What to do:
Starting with the first line of the listing and going on through the line with "- title-segment: tested", replace "ci-bar" with "error-bar". Return only those lines and leave everything else unchanged.
--- Begin ---
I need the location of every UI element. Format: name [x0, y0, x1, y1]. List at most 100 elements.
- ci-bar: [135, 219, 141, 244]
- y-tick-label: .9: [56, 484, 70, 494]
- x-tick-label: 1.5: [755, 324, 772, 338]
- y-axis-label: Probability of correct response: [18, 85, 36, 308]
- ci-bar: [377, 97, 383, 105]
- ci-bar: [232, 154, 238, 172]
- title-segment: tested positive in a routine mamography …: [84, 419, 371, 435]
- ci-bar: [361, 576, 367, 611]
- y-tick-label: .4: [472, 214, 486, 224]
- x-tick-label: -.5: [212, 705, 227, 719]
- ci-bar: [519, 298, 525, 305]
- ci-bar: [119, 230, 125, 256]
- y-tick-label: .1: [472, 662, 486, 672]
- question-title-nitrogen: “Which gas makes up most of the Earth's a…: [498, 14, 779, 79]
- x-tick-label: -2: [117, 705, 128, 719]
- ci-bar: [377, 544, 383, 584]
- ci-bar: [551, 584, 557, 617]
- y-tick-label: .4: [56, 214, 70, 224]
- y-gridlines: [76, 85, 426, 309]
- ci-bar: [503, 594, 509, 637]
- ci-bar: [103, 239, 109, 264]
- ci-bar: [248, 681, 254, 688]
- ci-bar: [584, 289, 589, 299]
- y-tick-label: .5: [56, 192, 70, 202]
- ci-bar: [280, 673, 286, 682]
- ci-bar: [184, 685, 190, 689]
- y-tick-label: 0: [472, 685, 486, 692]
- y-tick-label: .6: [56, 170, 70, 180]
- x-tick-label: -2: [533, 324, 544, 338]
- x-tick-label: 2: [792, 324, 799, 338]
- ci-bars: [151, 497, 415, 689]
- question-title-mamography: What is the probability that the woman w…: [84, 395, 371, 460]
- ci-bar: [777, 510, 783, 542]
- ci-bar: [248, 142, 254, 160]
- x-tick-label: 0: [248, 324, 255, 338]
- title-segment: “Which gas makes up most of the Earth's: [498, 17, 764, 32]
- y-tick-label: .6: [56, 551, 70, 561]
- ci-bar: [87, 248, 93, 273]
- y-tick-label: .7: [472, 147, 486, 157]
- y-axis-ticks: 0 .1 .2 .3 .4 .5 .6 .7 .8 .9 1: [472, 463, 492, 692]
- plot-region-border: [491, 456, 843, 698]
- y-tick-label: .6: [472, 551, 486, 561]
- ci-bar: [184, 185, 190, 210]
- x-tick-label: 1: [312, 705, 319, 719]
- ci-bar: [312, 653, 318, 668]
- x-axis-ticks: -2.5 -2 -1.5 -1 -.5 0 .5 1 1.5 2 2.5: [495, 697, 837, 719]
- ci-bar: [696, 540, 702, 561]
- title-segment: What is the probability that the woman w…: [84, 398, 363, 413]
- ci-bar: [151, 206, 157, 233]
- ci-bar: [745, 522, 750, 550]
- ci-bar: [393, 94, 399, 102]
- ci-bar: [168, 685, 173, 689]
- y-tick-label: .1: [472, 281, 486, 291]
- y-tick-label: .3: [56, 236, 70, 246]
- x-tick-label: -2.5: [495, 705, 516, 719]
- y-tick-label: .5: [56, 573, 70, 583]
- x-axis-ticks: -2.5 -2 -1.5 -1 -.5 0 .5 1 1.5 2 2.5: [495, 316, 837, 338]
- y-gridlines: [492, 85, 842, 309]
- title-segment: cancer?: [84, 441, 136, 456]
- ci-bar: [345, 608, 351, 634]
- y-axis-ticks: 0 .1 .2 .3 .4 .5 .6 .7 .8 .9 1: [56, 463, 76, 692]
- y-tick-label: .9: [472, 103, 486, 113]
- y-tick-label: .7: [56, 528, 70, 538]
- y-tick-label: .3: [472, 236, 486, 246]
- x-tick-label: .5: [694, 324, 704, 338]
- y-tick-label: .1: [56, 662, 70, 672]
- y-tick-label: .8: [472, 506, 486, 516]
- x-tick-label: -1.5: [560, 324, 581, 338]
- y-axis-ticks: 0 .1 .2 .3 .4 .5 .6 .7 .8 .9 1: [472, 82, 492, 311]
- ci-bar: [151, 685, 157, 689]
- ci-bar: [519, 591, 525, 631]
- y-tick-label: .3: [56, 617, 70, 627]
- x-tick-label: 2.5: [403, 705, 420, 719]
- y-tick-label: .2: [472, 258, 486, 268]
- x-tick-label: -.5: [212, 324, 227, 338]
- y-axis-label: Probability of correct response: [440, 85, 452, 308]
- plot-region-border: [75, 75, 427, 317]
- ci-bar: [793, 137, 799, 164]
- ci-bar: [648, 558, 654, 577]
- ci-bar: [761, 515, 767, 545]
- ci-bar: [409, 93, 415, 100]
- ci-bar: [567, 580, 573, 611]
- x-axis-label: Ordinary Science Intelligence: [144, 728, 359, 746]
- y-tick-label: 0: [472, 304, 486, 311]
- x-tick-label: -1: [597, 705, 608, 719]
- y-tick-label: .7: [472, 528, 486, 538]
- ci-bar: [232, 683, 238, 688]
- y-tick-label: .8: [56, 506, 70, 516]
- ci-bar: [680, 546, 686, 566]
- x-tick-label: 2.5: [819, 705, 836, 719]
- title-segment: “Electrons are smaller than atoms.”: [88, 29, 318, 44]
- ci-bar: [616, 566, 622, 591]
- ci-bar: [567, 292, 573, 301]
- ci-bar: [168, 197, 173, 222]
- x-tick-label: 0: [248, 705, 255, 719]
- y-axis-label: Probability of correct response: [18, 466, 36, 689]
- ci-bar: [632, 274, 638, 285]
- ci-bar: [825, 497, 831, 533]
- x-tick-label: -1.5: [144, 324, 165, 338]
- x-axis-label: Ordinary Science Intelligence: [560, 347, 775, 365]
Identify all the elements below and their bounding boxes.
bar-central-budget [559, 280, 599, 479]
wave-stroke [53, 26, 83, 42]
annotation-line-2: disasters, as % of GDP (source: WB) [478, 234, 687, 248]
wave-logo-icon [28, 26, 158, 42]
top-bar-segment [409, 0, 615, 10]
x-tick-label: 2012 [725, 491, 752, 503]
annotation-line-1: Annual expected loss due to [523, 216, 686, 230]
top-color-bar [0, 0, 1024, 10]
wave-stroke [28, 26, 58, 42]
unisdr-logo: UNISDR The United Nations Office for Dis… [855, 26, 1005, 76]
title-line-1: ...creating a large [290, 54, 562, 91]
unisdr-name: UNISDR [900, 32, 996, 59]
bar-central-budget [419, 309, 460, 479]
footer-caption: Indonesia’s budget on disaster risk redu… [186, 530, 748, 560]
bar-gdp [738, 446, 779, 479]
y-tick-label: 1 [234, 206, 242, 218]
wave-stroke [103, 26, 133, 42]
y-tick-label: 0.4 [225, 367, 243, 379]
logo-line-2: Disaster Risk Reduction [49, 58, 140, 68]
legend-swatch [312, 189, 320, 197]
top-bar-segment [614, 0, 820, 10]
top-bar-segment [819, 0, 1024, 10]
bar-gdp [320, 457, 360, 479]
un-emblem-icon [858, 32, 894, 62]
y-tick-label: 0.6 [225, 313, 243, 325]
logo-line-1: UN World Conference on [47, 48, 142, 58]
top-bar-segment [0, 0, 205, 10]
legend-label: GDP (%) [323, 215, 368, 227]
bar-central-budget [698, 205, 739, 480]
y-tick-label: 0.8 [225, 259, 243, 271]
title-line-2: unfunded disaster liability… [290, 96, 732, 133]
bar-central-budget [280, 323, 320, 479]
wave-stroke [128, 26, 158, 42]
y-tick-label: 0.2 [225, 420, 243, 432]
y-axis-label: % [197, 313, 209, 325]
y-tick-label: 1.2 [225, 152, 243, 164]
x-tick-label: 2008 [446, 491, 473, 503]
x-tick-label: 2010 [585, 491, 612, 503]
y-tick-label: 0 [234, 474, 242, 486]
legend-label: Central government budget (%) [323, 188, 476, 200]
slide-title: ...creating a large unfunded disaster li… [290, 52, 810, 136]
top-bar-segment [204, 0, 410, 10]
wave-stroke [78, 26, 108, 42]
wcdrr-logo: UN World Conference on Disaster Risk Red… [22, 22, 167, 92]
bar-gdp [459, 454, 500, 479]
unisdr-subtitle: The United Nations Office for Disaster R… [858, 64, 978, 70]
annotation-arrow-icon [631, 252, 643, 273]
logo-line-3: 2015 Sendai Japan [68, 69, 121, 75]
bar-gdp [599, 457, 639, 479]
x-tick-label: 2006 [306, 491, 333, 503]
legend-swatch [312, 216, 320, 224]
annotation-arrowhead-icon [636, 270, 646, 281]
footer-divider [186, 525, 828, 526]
--- End ---
Final answer:
I need the location of every UI element. Format: name [x0, y0, x1, y1]. List at most 100 elements.
- error-bar: [135, 219, 141, 244]
- y-tick-label: .9: [56, 484, 70, 494]
- x-tick-label: 1.5: [755, 324, 772, 338]
- y-axis-label: Probability of correct response: [18, 85, 36, 308]
- error-bar: [377, 97, 383, 105]
- error-bar: [232, 154, 238, 172]
- title-segment: tested positive in a routine mamography …: [84, 419, 371, 435]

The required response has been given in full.